** BEGIN RECORDS FOR PROCESSING **

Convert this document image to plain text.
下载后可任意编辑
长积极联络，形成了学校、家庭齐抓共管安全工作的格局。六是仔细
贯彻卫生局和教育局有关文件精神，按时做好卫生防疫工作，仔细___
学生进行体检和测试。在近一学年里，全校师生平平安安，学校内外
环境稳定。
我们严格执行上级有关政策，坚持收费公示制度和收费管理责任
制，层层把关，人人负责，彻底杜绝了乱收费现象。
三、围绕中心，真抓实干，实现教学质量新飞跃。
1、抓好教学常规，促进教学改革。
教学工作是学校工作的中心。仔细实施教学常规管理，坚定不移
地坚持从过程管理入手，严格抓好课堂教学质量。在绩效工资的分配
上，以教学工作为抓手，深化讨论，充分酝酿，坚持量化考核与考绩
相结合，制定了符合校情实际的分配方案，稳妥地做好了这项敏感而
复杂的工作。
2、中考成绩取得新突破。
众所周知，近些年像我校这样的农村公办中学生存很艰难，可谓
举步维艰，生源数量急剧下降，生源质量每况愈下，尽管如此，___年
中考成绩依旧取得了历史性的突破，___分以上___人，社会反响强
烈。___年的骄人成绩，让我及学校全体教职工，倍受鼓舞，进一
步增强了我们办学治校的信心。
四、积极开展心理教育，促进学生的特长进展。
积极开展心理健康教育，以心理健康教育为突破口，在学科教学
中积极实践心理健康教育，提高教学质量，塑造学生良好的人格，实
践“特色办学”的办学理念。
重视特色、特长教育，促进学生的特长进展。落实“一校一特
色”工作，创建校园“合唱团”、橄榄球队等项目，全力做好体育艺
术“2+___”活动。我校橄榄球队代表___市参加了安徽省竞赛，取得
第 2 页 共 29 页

** END RECORDS FOR PROCESSING **

TASK REQUIREMENTS: Return each line that includes "促进学生的特长进展".

IN RESPONSE:
四、积极开展心理教育，促进学生的特长进展。
重视特色、特长教育，促进学生的特长进展。落实“一校一特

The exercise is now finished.